Listing ▸

:::::

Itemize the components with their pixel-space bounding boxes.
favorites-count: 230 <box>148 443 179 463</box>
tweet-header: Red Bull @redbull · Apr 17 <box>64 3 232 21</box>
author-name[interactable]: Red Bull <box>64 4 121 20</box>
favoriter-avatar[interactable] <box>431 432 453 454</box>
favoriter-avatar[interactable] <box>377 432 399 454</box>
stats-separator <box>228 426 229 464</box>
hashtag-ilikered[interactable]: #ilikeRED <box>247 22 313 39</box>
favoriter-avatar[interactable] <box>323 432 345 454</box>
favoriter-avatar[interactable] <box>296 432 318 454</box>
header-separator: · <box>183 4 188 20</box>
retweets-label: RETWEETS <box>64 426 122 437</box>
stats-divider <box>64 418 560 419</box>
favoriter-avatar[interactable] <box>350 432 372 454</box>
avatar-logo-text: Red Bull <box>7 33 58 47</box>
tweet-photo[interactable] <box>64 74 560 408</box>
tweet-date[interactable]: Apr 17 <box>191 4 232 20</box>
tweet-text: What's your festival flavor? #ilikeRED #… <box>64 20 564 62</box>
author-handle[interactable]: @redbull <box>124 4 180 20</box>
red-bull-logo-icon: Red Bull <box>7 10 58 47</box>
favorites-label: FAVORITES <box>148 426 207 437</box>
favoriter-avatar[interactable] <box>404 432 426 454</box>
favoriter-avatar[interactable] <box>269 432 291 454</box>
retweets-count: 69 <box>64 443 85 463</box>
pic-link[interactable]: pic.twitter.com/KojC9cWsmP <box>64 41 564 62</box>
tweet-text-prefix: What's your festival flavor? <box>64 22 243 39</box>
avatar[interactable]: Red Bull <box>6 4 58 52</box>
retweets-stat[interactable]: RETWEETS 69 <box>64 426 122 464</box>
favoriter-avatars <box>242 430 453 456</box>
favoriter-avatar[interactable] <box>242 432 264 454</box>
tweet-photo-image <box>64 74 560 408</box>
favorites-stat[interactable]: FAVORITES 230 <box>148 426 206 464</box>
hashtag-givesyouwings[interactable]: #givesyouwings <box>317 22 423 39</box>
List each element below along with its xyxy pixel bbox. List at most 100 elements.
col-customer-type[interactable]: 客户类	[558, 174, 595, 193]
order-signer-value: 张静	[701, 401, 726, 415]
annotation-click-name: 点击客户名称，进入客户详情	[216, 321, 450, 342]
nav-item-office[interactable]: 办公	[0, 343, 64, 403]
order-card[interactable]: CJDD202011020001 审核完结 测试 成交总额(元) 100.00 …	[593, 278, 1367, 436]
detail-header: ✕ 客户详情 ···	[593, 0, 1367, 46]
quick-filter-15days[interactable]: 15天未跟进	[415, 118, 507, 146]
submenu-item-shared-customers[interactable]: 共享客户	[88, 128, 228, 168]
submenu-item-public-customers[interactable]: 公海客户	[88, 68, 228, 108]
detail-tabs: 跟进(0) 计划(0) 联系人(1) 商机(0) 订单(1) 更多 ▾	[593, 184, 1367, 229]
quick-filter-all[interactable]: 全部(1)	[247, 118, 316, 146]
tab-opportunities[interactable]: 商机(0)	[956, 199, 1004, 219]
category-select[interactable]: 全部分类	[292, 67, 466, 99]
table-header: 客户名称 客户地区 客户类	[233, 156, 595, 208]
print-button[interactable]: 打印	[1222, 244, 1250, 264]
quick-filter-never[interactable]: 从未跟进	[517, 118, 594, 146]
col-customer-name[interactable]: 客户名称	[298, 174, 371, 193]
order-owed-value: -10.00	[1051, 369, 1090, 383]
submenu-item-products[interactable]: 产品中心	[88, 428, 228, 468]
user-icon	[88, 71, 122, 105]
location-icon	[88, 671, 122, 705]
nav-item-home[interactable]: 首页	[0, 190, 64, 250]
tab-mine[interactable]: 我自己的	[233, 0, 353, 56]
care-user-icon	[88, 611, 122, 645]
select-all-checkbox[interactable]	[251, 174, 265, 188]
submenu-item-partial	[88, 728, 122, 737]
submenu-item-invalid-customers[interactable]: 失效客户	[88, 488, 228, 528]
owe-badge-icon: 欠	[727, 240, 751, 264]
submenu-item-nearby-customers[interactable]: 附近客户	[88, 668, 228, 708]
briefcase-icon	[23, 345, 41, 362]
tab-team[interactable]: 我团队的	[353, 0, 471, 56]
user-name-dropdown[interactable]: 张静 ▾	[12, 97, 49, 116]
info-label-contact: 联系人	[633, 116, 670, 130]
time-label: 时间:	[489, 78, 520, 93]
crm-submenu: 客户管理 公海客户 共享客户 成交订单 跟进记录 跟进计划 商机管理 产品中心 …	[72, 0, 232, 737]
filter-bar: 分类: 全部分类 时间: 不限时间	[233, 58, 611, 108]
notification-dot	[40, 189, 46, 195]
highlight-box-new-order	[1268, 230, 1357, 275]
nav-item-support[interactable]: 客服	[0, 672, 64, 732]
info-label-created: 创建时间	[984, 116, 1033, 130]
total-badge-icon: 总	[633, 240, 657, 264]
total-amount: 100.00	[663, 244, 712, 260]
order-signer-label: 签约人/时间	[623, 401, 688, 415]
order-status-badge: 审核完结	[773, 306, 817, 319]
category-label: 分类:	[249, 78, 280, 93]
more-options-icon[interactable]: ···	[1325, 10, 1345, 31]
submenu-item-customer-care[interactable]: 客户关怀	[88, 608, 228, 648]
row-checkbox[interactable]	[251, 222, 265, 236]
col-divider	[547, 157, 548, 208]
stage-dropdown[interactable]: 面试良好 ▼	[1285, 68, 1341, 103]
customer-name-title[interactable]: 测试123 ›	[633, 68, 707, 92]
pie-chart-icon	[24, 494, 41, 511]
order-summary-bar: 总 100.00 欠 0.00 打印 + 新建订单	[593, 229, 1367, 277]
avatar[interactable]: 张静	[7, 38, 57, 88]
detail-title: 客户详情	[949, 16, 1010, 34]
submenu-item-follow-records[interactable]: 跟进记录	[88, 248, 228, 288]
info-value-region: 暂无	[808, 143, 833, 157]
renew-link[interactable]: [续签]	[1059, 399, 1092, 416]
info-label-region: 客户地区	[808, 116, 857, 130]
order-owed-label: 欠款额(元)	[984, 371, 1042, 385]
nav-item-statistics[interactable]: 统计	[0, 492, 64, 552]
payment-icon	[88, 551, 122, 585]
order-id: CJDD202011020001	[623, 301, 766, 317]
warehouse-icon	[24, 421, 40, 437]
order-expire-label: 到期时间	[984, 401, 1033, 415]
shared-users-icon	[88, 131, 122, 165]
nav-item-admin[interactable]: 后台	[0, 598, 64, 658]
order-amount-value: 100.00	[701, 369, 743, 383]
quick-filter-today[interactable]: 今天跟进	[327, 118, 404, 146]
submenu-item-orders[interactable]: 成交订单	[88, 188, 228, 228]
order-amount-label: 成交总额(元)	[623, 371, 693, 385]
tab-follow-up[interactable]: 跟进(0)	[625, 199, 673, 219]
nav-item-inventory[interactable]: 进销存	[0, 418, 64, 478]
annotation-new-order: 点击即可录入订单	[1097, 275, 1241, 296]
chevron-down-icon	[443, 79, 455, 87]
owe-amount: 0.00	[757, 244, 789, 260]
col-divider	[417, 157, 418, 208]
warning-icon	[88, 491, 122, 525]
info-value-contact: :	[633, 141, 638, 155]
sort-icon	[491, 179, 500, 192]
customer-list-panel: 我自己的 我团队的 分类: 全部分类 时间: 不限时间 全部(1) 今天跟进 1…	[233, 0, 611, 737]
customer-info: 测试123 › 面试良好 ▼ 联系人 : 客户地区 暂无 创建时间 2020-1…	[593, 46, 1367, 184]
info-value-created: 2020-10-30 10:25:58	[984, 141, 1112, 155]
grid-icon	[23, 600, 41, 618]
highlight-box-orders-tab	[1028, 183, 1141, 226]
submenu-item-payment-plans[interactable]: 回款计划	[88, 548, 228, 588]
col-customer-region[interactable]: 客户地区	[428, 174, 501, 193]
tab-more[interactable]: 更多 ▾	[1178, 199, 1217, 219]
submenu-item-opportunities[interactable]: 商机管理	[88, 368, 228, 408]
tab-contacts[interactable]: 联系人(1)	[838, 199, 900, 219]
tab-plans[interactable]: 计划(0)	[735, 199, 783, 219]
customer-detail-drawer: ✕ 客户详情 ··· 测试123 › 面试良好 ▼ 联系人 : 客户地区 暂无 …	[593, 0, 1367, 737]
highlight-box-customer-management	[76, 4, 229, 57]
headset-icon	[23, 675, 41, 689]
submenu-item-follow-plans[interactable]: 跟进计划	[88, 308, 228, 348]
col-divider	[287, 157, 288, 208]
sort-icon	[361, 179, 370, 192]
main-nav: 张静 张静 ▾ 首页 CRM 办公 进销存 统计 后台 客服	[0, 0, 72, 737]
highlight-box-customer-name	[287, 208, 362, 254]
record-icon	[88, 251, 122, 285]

:::::

Directions for this task ▸ Write out the records word for word, from the first line through the line that contains "tweet-text: What's your", including that line.

Response for this exercise ▸
Itemize the components with their pixel-space bounding boxes.
favorites-count: 230 <box>148 443 179 463</box>
tweet-header: Red Bull @redbull · Apr 17 <box>64 3 232 21</box>
author-name[interactable]: Red Bull <box>64 4 121 20</box>
favoriter-avatar[interactable] <box>431 432 453 454</box>
favoriter-avatar[interactable] <box>377 432 399 454</box>
stats-separator <box>228 426 229 464</box>
hashtag-ilikered[interactable]: #ilikeRED <box>247 22 313 39</box>
favoriter-avatar[interactable] <box>323 432 345 454</box>
favoriter-avatar[interactable] <box>296 432 318 454</box>
header-separator: · <box>183 4 188 20</box>
retweets-label: RETWEETS <box>64 426 122 437</box>
stats-divider <box>64 418 560 419</box>
favoriter-avatar[interactable] <box>350 432 372 454</box>
avatar-logo-text: Red Bull <box>7 33 58 47</box>
tweet-photo[interactable] <box>64 74 560 408</box>
tweet-date[interactable]: Apr 17 <box>191 4 232 20</box>
tweet-text: What's your festival flavor? #ilikeRED #… <box>64 20 564 62</box>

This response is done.